[WHAT IS EXPECTED]
For the copy, please give all of the data again exactly and leave the pictures out.

Recorded data
______________________________
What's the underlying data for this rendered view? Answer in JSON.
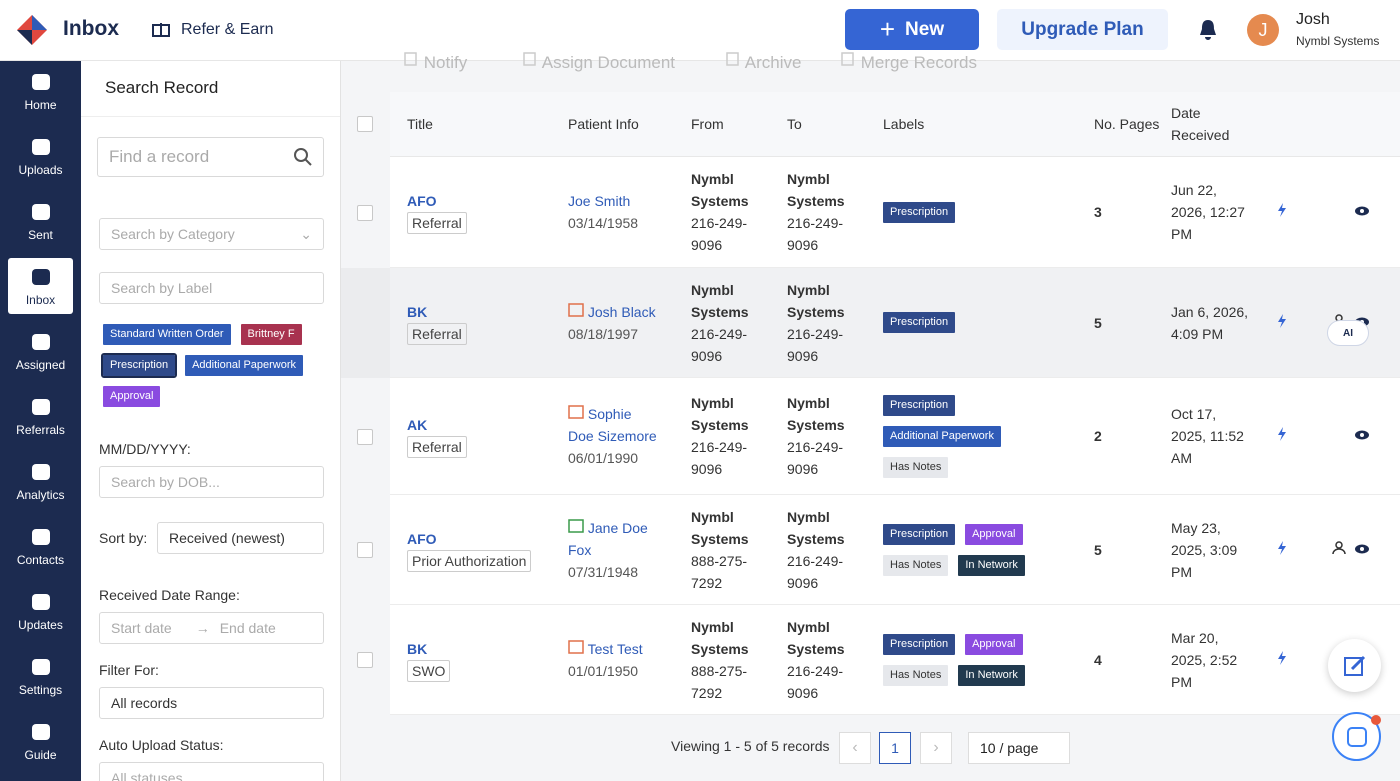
{
  "header": {
    "title": "Inbox",
    "refer": "Refer & Earn",
    "new_button": "New",
    "upgrade_button": "Upgrade Plan",
    "avatar": "J",
    "user_name": "Josh",
    "user_org": "Nymbl Systems"
  },
  "sidebar": {
    "items": [
      "Home",
      "Uploads",
      "Sent",
      "Inbox",
      "Assigned",
      "Referrals",
      "Analytics",
      "Contacts",
      "Updates",
      "Settings",
      "Guide"
    ],
    "active": 3
  },
  "filters": {
    "title": "Search Record",
    "search_placeholder": "Find a record",
    "category_placeholder": "Search by Category",
    "label_placeholder": "Search by Label",
    "labels": [
      {
        "text": "Standard Written Order",
        "color": "#2f5bb7"
      },
      {
        "text": "Brittney F",
        "color": "#a8324f"
      },
      {
        "text": "Prescription",
        "color": "#2f4a8a"
      },
      {
        "text": "Additional Paperwork",
        "color": "#2f5bb7"
      },
      {
        "text": "Approval",
        "color": "#8a4be0"
      }
    ],
    "dob_label": "MM/DD/YYYY:",
    "dob_placeholder": "Search by DOB...",
    "sort_label": "Sort by:",
    "sort_value": "Received (newest)",
    "range_label": "Received Date Range:",
    "start_placeholder": "Start date",
    "end_placeholder": "End date",
    "filter_for_label": "Filter For:",
    "filter_for_value": "All records",
    "auto_upload_label": "Auto Upload Status:",
    "auto_upload_placeholder": "All statuses"
  },
  "toolbar": [
    "Notify",
    "Assign Document",
    "Archive",
    "Merge Records"
  ],
  "table": {
    "columns": [
      "Title",
      "Patient Info",
      "From",
      "To",
      "Labels",
      "No. Pages",
      "Date Received"
    ],
    "rows": [
      {
        "code": "AFO",
        "type": "Referral",
        "patient": "Joe Smith",
        "dob": "03/14/1958",
        "from": {
          "name": "Nymbl Systems",
          "phone": "216-249-9096"
        },
        "to": {
          "name": "Nymbl Systems",
          "phone": "216-249-9096"
        },
        "labels": [
          {
            "text": "Prescription",
            "color": "#2f4a8a"
          }
        ],
        "pages": 3,
        "date": "Jun 22, 2026, 12:27 PM"
      },
      {
        "code": "BK",
        "type": "Referral",
        "patient": "Josh Black",
        "dob": "08/18/1997",
        "from": {
          "name": "Nymbl Systems",
          "phone": "216-249-9096"
        },
        "to": {
          "name": "Nymbl Systems",
          "phone": "216-249-9096"
        },
        "labels": [
          {
            "text": "Prescription",
            "color": "#2f4a8a"
          }
        ],
        "pages": 5,
        "date": "Jan 6, 2026, 4:09 PM"
      },
      {
        "code": "AK",
        "type": "Referral",
        "patient": "Sophie Doe Sizemore",
        "dob": "06/01/1990",
        "from": {
          "name": "Nymbl Systems",
          "phone": "216-249-9096"
        },
        "to": {
          "name": "Nymbl Systems",
          "phone": "216-249-9096"
        },
        "labels": [
          {
            "text": "Prescription",
            "color": "#2f4a8a"
          },
          {
            "text": "Additional Paperwork",
            "color": "#2f5bb7"
          },
          {
            "text": "Has Notes",
            "color": "#e6e8ec"
          }
        ],
        "pages": 2,
        "date": "Oct 17, 2025, 11:52 AM"
      },
      {
        "code": "AFO",
        "type": "Prior Authorization",
        "patient": "Jane Doe Fox",
        "dob": "07/31/1948",
        "from": {
          "name": "Nymbl Systems",
          "phone": "888-275-7292"
        },
        "to": {
          "name": "Nymbl Systems",
          "phone": "216-249-9096"
        },
        "labels": [
          {
            "text": "Prescription",
            "color": "#2f4a8a"
          },
          {
            "text": "Approval",
            "color": "#8a4be0"
          },
          {
            "text": "Has Notes",
            "color": "#e6e8ec"
          },
          {
            "text": "In Network",
            "color": "#213a4f"
          }
        ],
        "pages": 5,
        "date": "May 23, 2025, 3:09 PM"
      },
      {
        "code": "BK",
        "type": "SWO",
        "patient": "Test Test",
        "dob": "01/01/1950",
        "from": {
          "name": "Nymbl Systems",
          "phone": "888-275-7292"
        },
        "to": {
          "name": "Nymbl Systems",
          "phone": "216-249-9096"
        },
        "labels": [
          {
            "text": "Prescription",
            "color": "#2f4a8a"
          },
          {
            "text": "Approval",
            "color": "#8a4be0"
          },
          {
            "text": "Has Notes",
            "color": "#e6e8ec"
          },
          {
            "text": "In Network",
            "color": "#213a4f"
          }
        ],
        "pages": 4,
        "date": "Mar 20, 2025, 2:52 PM"
      }
    ]
  },
  "ai_chip": "AI",
  "pagination": {
    "summary": "Viewing 1 - 5 of 5 records",
    "page": "1",
    "page_size": "10 / page"
  }
}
______________________________
[RESPONSE TO THE TASK]
What's the underlying data for this rendered view? Answer in JSON.
{
  "header": {
    "title": "Inbox",
    "refer": "Refer & Earn",
    "new_button": "New",
    "upgrade_button": "Upgrade Plan",
    "avatar": "J",
    "user_name": "Josh",
    "user_org": "Nymbl Systems"
  },
  "sidebar": {
    "items": [
      "Home",
      "Uploads",
      "Sent",
      "Inbox",
      "Assigned",
      "Referrals",
      "Analytics",
      "Contacts",
      "Updates",
      "Settings",
      "Guide"
    ],
    "active": 3
  },
  "filters": {
    "title": "Search Record",
    "search_placeholder": "Find a record",
    "category_placeholder": "Search by Category",
    "label_placeholder": "Search by Label",
    "labels": [
      {
        "text": "Standard Written Order",
        "color": "#2f5bb7"
      },
      {
        "text": "Brittney F",
        "color": "#a8324f"
      },
      {
        "text": "Prescription",
        "color": "#2f4a8a"
      },
      {
        "text": "Additional Paperwork",
        "color": "#2f5bb7"
      },
      {
        "text": "Approval",
        "color": "#8a4be0"
      }
    ],
    "dob_label": "MM/DD/YYYY:",
    "dob_placeholder": "Search by DOB...",
    "sort_label": "Sort by:",
    "sort_value": "Received (newest)",
    "range_label": "Received Date Range:",
    "start_placeholder": "Start date",
    "end_placeholder": "End date",
    "filter_for_label": "Filter For:",
    "filter_for_value": "All records",
    "auto_upload_label": "Auto Upload Status:",
    "auto_upload_placeholder": "All statuses"
  },
  "toolbar": [
    "Notify",
    "Assign Document",
    "Archive",
    "Merge Records"
  ],
  "table": {
    "columns": [
      "Title",
      "Patient Info",
      "From",
      "To",
      "Labels",
      "No. Pages",
      "Date Received"
    ],
    "rows": [
      {
        "code": "AFO",
        "type": "Referral",
        "patient": "Joe Smith",
        "dob": "03/14/1958",
        "from": {
          "name": "Nymbl Systems",
          "phone": "216-249-9096"
        },
        "to": {
          "name": "Nymbl Systems",
          "phone": "216-249-9096"
        },
        "labels": [
          {
            "text": "Prescription",
            "color": "#2f4a8a"
          }
        ],
        "pages": 3,
        "date": "Jun 22, 2026, 12:27 PM"
      },
      {
        "code": "BK",
        "type": "Referral",
        "patient": "Josh Black",
        "dob": "08/18/1997",
        "from": {
          "name": "Nymbl Systems",
          "phone": "216-249-9096"
        },
        "to": {
          "name": "Nymbl Systems",
          "phone": "216-249-9096"
        },
        "labels": [
          {
            "text": "Prescription",
            "color": "#2f4a8a"
          }
        ],
        "pages": 5,
        "date": "Jan 6, 2026, 4:09 PM"
      },
      {
        "code": "AK",
        "type": "Referral",
        "patient": "Sophie Doe Sizemore",
        "dob": "06/01/1990",
        "from": {
          "name": "Nymbl Systems",
          "phone": "216-249-9096"
        },
        "to": {
          "name": "Nymbl Systems",
          "phone": "216-249-9096"
        },
        "labels": [
          {
            "text": "Prescription",
            "color": "#2f4a8a"
          },
          {
            "text": "Additional Paperwork",
            "color": "#2f5bb7"
          },
          {
            "text": "Has Notes",
            "color": "#e6e8ec"
          }
        ],
        "pages": 2,
        "date": "Oct 17, 2025, 11:52 AM"
      },
      {
        "code": "AFO",
        "type": "Prior Authorization",
        "patient": "Jane Doe Fox",
        "dob": "07/31/1948",
        "from": {
          "name": "Nymbl Systems",
          "phone": "888-275-7292"
        },
        "to": {
          "name": "Nymbl Systems",
          "phone": "216-249-9096"
        },
        "labels": [
          {
            "text": "Prescription",
            "color": "#2f4a8a"
          },
          {
            "text": "Approval",
            "color": "#8a4be0"
          },
          {
            "text": "Has Notes",
            "color": "#e6e8ec"
          },
          {
            "text": "In Network",
            "color": "#213a4f"
          }
        ],
        "pages": 5,
        "date": "May 23, 2025, 3:09 PM"
      },
      {
        "code": "BK",
        "type": "SWO",
        "patient": "Test Test",
        "dob": "01/01/1950",
        "from": {
          "name": "Nymbl Systems",
          "phone": "888-275-7292"
        },
        "to": {
          "name": "Nymbl Systems",
          "phone": "216-249-9096"
        },
        "labels": [
          {
            "text": "Prescription",
            "color": "#2f4a8a"
          },
          {
            "text": "Approval",
            "color": "#8a4be0"
          },
          {
            "text": "Has Notes",
            "color": "#e6e8ec"
          },
          {
            "text": "In Network",
            "color": "#213a4f"
          }
        ],
        "pages": 4,
        "date": "Mar 20, 2025, 2:52 PM"
      }
    ]
  },
  "ai_chip": "AI",
  "pagination": {
    "summary": "Viewing 1 - 5 of 5 records",
    "page": "1",
    "page_size": "10 / page"
  }
}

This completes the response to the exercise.